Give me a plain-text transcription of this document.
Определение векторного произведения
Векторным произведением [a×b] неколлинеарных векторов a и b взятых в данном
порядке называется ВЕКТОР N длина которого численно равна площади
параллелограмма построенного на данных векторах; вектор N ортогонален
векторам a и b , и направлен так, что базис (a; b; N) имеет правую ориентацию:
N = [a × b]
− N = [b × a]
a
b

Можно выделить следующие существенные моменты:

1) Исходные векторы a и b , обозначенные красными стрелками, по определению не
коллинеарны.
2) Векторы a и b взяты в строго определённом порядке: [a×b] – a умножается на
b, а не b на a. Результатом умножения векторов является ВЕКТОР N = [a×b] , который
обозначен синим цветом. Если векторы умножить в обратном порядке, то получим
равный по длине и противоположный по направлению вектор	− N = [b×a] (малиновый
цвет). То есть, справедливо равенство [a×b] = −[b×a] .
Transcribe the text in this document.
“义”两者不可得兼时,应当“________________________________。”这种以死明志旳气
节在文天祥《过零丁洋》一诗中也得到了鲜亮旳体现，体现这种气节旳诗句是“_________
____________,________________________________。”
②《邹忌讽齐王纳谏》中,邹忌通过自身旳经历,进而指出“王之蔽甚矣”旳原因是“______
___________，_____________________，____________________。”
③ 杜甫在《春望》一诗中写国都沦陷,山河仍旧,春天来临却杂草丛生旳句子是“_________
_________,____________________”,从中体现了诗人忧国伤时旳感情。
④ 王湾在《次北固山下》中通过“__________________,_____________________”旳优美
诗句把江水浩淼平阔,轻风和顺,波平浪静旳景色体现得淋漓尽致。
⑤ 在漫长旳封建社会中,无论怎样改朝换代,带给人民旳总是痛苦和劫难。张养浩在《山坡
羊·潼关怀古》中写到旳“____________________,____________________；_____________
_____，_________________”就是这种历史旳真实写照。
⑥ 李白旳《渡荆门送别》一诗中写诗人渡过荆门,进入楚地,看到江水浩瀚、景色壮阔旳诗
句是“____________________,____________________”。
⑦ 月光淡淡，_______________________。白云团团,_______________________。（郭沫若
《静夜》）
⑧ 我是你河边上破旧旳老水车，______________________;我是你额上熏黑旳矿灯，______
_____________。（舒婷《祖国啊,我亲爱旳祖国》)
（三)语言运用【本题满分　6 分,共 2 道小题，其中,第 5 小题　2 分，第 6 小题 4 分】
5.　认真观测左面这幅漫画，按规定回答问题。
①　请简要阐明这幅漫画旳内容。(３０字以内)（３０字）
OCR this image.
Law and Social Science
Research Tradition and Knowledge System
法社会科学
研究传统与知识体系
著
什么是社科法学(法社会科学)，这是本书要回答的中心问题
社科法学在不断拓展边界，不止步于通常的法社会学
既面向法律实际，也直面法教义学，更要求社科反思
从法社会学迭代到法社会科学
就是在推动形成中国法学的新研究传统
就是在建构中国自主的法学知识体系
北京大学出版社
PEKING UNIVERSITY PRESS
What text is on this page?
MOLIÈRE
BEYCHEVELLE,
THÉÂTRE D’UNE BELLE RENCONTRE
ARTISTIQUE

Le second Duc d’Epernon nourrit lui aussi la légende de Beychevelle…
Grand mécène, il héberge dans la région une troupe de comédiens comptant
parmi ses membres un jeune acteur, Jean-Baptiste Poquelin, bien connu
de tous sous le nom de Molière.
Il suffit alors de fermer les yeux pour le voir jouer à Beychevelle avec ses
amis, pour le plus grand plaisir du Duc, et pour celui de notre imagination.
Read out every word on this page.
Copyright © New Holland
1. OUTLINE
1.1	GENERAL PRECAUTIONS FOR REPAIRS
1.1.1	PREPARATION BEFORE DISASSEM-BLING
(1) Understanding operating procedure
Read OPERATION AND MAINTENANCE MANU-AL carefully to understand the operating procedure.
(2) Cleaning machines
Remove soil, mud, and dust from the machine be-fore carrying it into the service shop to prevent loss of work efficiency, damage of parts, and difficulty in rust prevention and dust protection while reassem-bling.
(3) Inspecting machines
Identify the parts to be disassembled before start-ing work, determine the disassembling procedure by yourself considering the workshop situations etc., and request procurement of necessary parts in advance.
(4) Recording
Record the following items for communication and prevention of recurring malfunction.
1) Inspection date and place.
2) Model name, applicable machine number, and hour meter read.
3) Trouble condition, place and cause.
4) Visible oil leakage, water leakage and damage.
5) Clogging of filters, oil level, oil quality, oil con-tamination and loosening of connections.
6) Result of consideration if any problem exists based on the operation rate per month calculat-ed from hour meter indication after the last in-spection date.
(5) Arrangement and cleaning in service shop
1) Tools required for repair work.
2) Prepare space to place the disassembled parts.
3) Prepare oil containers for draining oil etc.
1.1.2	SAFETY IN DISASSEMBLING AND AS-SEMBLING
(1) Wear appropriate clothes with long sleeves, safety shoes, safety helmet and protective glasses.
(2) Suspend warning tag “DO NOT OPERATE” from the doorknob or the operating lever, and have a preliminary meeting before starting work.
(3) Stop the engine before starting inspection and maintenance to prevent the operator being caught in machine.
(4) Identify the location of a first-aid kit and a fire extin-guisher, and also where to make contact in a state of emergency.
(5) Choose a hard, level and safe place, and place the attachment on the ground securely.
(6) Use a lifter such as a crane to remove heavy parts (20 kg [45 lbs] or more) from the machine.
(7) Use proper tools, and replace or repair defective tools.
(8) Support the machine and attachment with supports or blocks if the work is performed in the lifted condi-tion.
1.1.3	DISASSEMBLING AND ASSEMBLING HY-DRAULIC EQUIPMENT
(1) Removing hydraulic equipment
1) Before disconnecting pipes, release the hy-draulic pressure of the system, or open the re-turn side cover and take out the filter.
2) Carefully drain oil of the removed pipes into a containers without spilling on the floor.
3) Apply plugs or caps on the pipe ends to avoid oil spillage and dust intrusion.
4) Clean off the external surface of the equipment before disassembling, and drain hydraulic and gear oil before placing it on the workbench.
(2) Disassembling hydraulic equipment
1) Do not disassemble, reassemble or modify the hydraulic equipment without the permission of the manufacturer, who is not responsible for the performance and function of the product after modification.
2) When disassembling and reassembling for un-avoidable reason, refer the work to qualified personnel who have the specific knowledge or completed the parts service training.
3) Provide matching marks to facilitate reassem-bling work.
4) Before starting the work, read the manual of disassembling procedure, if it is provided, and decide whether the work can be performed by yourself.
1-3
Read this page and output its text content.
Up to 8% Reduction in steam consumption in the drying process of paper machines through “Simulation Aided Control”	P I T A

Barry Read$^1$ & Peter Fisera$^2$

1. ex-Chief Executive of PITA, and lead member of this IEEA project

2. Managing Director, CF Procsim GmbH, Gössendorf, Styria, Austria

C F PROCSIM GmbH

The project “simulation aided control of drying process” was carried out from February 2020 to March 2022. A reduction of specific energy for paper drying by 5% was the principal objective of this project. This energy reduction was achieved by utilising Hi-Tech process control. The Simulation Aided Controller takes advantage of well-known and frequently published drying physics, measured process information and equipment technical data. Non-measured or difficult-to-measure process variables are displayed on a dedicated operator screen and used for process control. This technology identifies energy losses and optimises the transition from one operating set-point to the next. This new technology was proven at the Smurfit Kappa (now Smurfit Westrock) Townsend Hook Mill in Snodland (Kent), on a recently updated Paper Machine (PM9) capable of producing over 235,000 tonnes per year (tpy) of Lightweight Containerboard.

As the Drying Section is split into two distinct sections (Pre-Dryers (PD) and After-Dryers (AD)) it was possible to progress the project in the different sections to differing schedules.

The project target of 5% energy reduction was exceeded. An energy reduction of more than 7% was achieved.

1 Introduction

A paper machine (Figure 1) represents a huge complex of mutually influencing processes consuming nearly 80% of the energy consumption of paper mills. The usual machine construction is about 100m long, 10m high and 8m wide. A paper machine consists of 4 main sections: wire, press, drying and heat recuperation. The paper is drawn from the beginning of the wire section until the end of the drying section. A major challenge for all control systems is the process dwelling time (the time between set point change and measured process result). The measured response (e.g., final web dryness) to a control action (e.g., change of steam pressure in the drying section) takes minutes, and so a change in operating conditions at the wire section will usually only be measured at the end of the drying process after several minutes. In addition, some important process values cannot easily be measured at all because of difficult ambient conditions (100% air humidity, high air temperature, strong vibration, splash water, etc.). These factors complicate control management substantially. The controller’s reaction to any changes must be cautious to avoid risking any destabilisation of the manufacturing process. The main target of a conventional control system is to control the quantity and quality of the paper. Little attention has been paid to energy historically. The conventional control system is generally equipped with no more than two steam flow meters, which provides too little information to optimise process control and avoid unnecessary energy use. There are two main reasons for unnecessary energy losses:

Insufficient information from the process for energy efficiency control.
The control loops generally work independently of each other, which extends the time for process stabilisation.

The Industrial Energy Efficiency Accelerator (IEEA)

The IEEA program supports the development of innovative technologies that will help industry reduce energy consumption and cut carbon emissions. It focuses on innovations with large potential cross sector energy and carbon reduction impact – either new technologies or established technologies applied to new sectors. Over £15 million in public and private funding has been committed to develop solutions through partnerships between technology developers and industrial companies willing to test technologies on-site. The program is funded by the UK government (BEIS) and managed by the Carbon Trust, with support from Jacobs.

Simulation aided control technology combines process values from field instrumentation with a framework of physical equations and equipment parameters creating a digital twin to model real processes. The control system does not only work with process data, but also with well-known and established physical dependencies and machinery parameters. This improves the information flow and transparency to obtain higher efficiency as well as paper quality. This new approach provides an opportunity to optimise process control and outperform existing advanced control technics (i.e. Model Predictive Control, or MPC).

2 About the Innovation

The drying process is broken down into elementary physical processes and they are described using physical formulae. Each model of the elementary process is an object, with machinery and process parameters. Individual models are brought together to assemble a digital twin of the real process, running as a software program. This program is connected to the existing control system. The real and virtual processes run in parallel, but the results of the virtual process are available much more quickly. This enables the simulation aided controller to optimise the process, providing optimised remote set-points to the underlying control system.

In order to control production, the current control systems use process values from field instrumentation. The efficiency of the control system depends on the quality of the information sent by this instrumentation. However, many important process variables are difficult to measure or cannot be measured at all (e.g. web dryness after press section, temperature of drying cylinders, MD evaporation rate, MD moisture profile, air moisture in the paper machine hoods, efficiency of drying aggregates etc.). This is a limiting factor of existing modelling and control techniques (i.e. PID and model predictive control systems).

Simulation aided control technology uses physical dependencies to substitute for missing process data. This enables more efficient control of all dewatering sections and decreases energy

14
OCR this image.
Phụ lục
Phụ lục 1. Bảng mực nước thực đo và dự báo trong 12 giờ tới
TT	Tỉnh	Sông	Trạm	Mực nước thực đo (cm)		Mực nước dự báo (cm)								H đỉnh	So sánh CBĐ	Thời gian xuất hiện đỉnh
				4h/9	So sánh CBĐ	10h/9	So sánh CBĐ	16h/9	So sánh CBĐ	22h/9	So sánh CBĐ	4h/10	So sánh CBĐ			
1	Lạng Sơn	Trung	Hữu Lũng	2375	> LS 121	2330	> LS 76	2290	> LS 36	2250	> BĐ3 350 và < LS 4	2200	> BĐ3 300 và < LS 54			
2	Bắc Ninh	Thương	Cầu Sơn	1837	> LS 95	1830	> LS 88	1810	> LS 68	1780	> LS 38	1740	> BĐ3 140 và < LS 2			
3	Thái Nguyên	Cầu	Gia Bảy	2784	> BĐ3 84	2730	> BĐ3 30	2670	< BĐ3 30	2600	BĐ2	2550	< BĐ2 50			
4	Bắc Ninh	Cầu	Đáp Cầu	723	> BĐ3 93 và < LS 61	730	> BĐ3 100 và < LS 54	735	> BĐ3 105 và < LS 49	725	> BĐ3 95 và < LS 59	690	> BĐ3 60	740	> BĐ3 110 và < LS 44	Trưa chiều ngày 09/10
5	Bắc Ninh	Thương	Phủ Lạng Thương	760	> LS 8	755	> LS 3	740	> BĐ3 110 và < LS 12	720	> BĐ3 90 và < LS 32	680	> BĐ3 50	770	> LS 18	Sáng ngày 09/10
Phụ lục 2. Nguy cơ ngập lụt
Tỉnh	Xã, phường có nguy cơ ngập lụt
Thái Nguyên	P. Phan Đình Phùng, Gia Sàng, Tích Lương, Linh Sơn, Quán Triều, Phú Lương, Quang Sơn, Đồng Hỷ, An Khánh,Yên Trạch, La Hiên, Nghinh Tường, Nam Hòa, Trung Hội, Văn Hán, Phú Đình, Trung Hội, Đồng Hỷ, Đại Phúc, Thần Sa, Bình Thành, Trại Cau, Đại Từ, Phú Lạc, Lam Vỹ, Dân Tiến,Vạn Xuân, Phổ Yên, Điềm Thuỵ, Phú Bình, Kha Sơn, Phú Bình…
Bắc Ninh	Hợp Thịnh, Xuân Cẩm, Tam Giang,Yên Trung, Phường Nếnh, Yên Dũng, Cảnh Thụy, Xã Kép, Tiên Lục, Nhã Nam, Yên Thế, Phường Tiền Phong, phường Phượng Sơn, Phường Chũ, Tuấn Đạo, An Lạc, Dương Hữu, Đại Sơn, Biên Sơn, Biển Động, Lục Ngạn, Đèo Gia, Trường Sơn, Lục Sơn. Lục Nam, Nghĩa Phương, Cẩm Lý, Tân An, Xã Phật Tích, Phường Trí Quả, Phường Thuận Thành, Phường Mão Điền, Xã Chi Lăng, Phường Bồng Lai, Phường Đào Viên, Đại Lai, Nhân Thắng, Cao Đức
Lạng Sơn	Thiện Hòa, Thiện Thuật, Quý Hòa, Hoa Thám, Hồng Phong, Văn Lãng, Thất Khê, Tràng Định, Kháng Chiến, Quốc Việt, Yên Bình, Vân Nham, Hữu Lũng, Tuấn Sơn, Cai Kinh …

■ ■ ■

■ What you will do: Copy every line of the records above that holds the word "Thương".

■ Solution for this exercise:
2	Bắc Ninh	Thương	Cầu Sơn	1837	> LS 95	1830	> LS 88	1810	> LS 68	1780	> LS 38	1740	> BĐ3 140 và < LS 2			
5	Bắc Ninh	Thương	Phủ Lạng Thương	760	> LS 8	755	> LS 3	740	> BĐ3 110 và < LS 12	720	> BĐ3 90 và < LS 32	680	> BĐ3 50	770	> LS 18	Sáng ngày 09/10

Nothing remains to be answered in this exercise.